Dataset excerpt
----------------
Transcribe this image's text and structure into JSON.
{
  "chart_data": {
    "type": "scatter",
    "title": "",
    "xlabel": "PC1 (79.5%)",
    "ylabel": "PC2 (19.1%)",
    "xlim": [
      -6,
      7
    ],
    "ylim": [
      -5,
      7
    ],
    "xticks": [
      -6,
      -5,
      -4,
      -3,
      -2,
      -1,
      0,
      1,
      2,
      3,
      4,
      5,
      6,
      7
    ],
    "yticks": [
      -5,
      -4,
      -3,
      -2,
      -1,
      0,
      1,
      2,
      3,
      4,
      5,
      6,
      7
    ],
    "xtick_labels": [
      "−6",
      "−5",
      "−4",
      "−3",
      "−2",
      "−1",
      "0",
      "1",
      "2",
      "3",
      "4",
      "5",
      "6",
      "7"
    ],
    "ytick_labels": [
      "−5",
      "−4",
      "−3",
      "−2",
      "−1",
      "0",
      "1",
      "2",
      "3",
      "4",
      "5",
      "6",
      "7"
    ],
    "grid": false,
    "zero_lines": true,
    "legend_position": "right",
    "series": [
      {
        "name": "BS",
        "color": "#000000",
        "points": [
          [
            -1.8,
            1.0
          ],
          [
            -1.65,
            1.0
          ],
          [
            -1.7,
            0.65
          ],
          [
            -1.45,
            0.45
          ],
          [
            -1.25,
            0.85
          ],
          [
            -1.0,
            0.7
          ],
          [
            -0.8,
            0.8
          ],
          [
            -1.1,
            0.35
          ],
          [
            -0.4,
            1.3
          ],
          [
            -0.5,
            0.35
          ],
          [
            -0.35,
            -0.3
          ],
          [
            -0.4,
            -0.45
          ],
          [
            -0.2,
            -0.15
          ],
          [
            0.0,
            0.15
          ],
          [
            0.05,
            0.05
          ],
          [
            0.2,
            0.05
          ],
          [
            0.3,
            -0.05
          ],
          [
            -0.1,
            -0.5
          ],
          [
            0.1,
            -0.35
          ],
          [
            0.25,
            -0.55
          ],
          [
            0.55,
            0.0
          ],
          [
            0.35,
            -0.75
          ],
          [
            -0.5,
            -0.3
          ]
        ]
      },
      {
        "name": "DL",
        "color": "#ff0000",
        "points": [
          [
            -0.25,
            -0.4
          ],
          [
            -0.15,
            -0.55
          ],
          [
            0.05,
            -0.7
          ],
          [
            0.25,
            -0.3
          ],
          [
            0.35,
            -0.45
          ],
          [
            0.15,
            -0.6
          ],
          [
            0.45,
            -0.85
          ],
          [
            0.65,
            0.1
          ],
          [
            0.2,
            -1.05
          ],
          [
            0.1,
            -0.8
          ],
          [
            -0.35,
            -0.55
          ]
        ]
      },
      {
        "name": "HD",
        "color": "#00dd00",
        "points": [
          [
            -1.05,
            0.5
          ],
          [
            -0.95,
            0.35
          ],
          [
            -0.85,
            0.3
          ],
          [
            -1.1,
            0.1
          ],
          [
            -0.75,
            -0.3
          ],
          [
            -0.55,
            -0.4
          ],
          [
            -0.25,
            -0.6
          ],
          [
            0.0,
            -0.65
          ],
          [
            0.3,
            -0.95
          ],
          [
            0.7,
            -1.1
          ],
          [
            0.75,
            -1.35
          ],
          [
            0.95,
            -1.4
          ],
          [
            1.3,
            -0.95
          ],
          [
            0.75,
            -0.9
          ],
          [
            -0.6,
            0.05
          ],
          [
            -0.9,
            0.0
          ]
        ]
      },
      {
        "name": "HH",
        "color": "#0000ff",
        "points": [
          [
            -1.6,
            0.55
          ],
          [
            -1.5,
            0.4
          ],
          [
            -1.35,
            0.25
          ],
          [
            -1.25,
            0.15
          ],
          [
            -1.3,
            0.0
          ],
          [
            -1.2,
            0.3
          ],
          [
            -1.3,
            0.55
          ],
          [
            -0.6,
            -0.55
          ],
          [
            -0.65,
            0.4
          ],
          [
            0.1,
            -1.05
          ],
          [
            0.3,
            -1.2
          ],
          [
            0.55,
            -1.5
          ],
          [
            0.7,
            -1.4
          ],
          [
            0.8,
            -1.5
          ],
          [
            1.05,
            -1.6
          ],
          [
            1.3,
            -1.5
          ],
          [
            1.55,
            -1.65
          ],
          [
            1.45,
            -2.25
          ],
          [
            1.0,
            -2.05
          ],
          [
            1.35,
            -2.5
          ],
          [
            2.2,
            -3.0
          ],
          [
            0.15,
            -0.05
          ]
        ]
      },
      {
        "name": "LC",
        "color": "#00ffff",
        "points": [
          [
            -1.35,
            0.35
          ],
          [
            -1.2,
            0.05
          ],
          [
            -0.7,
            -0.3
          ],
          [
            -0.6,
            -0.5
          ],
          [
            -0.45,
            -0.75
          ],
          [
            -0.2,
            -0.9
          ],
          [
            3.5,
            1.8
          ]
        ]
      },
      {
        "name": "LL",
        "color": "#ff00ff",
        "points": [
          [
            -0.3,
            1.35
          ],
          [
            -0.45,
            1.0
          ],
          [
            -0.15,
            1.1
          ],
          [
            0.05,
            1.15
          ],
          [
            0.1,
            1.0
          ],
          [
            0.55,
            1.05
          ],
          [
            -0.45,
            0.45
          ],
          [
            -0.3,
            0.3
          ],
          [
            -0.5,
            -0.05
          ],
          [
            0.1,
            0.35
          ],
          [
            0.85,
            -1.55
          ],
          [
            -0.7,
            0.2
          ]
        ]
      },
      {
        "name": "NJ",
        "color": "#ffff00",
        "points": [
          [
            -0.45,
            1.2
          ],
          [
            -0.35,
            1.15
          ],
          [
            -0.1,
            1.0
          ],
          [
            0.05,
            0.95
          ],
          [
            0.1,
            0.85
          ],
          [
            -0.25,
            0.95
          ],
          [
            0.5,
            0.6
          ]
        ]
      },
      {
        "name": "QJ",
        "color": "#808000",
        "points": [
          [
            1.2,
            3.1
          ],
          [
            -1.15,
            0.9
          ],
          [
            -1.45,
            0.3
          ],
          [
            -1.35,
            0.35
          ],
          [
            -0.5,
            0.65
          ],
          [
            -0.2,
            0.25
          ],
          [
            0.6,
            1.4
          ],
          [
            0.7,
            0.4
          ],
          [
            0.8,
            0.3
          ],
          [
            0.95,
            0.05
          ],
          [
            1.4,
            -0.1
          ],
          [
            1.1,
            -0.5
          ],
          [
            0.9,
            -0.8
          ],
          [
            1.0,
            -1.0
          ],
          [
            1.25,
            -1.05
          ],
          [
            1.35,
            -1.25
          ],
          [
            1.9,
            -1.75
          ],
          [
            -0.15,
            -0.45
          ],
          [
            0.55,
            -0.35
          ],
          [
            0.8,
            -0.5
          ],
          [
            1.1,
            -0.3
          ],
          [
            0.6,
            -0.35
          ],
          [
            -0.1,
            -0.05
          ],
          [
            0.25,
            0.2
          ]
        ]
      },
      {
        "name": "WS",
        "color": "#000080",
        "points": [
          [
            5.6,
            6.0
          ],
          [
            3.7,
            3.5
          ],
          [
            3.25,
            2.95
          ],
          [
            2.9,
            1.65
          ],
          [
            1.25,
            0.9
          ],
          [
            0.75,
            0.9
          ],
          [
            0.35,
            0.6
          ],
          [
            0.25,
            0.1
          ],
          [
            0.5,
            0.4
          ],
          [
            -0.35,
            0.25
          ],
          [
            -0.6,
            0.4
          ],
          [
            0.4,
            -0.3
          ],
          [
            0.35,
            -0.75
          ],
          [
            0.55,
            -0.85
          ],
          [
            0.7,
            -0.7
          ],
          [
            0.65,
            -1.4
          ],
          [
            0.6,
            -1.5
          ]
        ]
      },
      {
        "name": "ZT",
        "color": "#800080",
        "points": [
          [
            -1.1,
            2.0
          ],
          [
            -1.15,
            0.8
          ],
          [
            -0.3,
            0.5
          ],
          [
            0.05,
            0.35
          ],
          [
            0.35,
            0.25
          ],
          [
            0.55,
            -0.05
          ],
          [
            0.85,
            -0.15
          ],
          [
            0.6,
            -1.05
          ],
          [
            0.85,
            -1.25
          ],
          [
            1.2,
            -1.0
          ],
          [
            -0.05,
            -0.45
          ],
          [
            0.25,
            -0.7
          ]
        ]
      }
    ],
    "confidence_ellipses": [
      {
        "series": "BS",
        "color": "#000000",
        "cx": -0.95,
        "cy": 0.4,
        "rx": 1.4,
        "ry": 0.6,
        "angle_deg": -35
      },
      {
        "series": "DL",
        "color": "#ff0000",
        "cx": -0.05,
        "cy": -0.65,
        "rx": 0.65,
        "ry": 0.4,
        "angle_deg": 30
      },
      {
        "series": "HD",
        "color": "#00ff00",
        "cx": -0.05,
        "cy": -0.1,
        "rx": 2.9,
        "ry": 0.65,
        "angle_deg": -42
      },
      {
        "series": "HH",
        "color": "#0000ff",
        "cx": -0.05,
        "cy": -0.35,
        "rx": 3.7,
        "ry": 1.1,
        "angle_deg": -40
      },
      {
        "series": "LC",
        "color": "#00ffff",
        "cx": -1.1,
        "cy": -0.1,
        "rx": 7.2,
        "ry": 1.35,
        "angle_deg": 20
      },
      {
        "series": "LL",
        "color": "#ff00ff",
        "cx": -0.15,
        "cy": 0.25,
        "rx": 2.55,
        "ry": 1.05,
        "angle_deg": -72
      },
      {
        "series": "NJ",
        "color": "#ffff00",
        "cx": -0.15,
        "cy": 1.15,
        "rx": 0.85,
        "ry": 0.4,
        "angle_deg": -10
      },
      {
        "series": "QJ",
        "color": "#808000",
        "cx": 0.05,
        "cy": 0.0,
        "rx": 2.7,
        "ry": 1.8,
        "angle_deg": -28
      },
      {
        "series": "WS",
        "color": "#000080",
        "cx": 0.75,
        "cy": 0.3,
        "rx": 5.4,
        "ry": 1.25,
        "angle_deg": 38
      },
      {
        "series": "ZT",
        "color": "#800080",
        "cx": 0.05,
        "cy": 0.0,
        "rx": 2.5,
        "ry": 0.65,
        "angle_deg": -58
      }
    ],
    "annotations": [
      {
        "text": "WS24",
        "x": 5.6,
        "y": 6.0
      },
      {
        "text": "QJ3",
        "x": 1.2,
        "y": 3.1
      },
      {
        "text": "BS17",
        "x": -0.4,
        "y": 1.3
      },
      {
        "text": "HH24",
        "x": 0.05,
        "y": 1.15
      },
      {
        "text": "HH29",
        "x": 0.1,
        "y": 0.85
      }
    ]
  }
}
----------------
■ **Directions for this task**
Return each line in the records that holds the string "series".

■ **The response**
    "series": [
        "series": "BS",
        "series": "DL",
        "series": "HD",
        "series": "HH",
        "series": "LC",
        "series": "LL",
        "series": "NJ",
        "series": "QJ",
        "series": "WS",
        "series": "ZT",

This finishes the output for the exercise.